PROBLEM DESCRIPTION: Copy out the lines of the material exactly, from the line containing "y-tick-label: 0.0825: [84, 460, 178, 491]" through the line containing "y-tick-label: 0.0500: [1366, 788, 1460, 819]", with both of those lines included.

## Start EXTRACTED ENTRIES

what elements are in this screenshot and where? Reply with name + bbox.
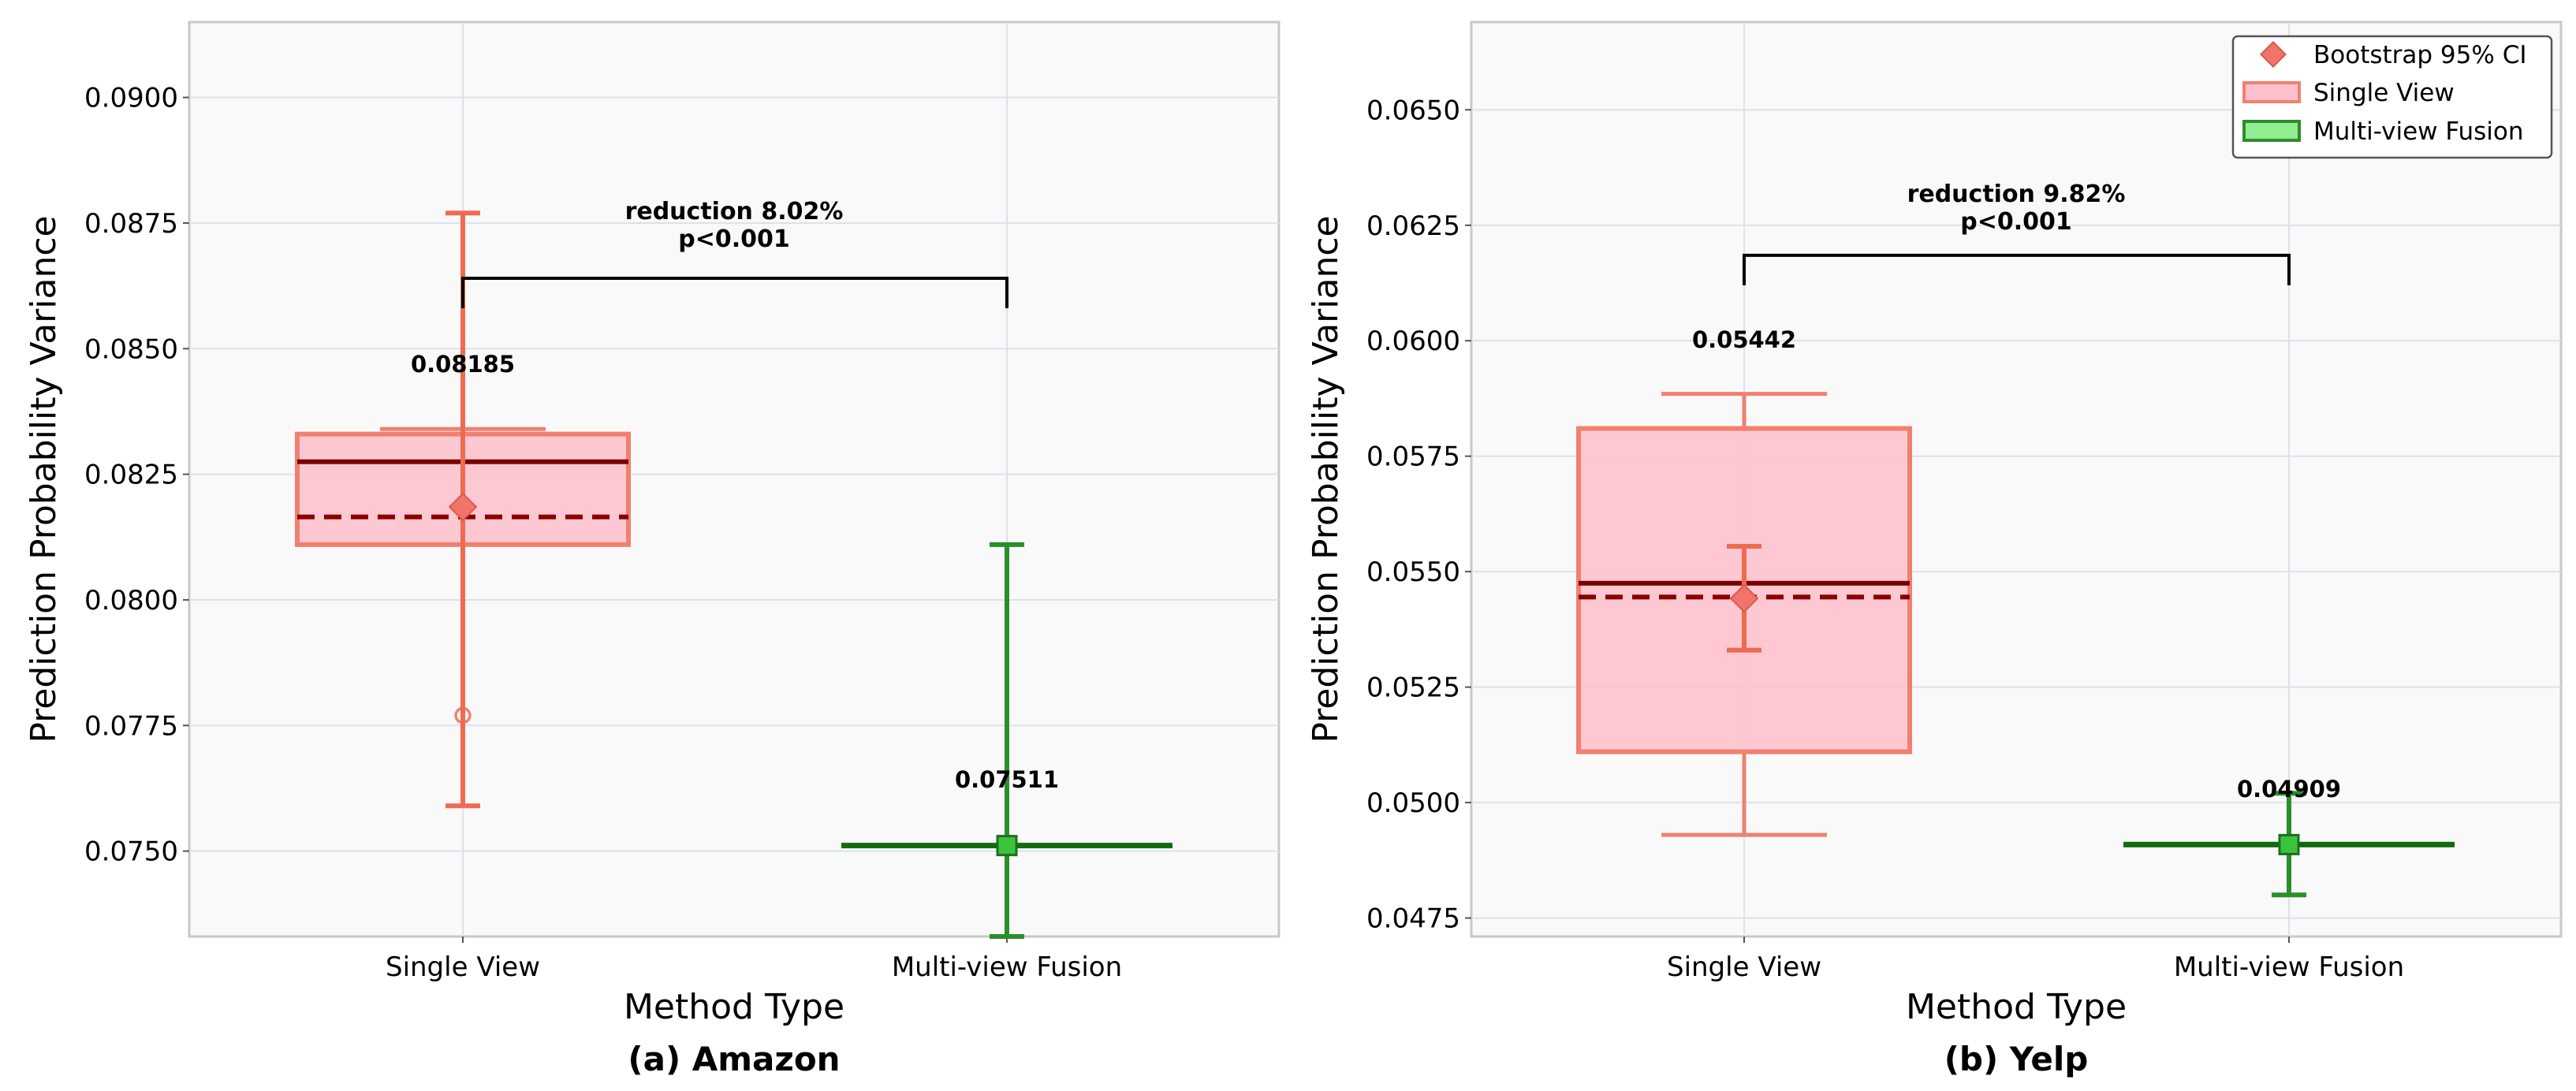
y-tick-label: 0.0825: [84, 460, 178, 491]
y-tick-labels: 0.0475 0.0500 0.0525 0.0550 0.0575 0.0600 0.06…: [1366, 95, 2290, 943]
panel-yelp: 0.0475 0.0500 0.0525 0.0550 0.0575 0.0600 0.06…: [1306, 20, 2563, 1078]
y-tick-label: 0.0500: [1366, 788, 1460, 819]
reduction-label: reduction 8.02%: [625, 198, 844, 225]
panel-amazon: 0.0750 0.0775 0.0800 0.0825 0.0850 0.0875 0.09…: [24, 20, 1281, 1078]
x-axis-label: Method Type: [624, 987, 844, 1027]
significance-annotation: reduction 8.02% p<0.001: [625, 198, 844, 253]
chart-marks: [1576, 253, 2455, 898]
ci-point-marker: [448, 492, 478, 522]
y-tick-label: 0.0550: [1366, 557, 1460, 588]
grid-lines: [189, 22, 1279, 936]
y-tick-label: 0.0800: [84, 585, 178, 616]
legend-label-single-view: Single View: [2313, 79, 2455, 107]
x-tick-labels: Single View Multi-view Fusion: [386, 951, 1122, 983]
x-tick-label-single-view: Single View: [386, 951, 540, 983]
y-tick-label: 0.0600: [1366, 326, 1460, 357]
legend-label-multi-view-fusion: Multi-view Fusion: [2313, 117, 2524, 146]
value-label-multi-view-fusion: 0.07511: [955, 766, 1059, 793]
legend-frame: [2231, 35, 2553, 159]
reduction-label: reduction 9.82%: [1907, 181, 2126, 208]
y-tick-label: 0.0875: [84, 208, 178, 240]
panel-title: (a) Amazon: [628, 1040, 840, 1078]
y-tick-label: 0.0775: [84, 710, 178, 742]
value-label-multi-view-fusion: 0.04909: [2237, 776, 2341, 802]
y-tick-label: 0.0850: [84, 333, 178, 365]
x-tick-label-multi-view-fusion: Multi-view Fusion: [2174, 951, 2404, 983]
value-label-single-view: 0.05442: [1692, 326, 1796, 353]
ci-point-marker: [996, 835, 1018, 857]
legend-swatch-single-view: [2242, 81, 2301, 103]
x-tick-labels: Single View Multi-view Fusion: [1667, 951, 2404, 983]
significance-annotation: reduction 9.82% p<0.001: [1907, 181, 2126, 236]
legend: Bootstrap 95% CI Single View Multi-view …: [2231, 35, 2553, 159]
significance-bracket: [461, 277, 1008, 309]
chart-marks: [295, 210, 1172, 939]
legend-swatch-multi-view-fusion: [2242, 120, 2301, 142]
y-tick-label: 0.0475: [1366, 903, 1460, 935]
y-axis-label: Prediction Probability Variance: [24, 215, 64, 743]
significance-bracket: [1743, 253, 2291, 285]
y-tick-labels: 0.0750 0.0775 0.0800 0.0825 0.0850 0.0875 0.09…: [84, 83, 1008, 943]
y-tick-label: 0.0650: [1366, 95, 1460, 126]
y-axis-label: Prediction Probability Variance: [1306, 215, 1346, 743]
y-tick-label: 0.0525: [1366, 672, 1460, 704]
panel-title: (b) Yelp: [1944, 1040, 2089, 1078]
y-tick-label: 0.0900: [84, 83, 178, 114]
y-tick-label: 0.0625: [1366, 210, 1460, 242]
legend-marker-ci: [2260, 41, 2287, 68]
p-value-label: p<0.001: [678, 225, 790, 253]
p-value-label: p<0.001: [1960, 208, 2072, 236]
y-tick-label: 0.0575: [1366, 441, 1460, 473]
x-tick-label-single-view: Single View: [1667, 951, 1821, 983]
legend-label-ci: Bootstrap 95% CI: [2313, 41, 2526, 69]
x-axis-label: Method Type: [1906, 987, 2127, 1027]
ci-point-marker: [1729, 583, 1759, 613]
ci-point-marker: [2278, 833, 2300, 855]
value-label-single-view: 0.08185: [411, 351, 515, 378]
y-tick-label: 0.0750: [84, 836, 178, 868]
x-tick-label-multi-view-fusion: Multi-view Fusion: [892, 951, 1122, 983]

## End EXTRACTED ENTRIES

PROBLEM SOLUTION:
y-tick-label: 0.0825: [84, 460, 178, 491]
y-tick-labels: 0.0475 0.0500 0.0525 0.0550 0.0575 0.0600 0.06…: [1366, 95, 2290, 943]
panel-yelp: 0.0475 0.0500 0.0525 0.0550 0.0575 0.0600 0.06…: [1306, 20, 2563, 1078]
y-tick-label: 0.0500: [1366, 788, 1460, 819]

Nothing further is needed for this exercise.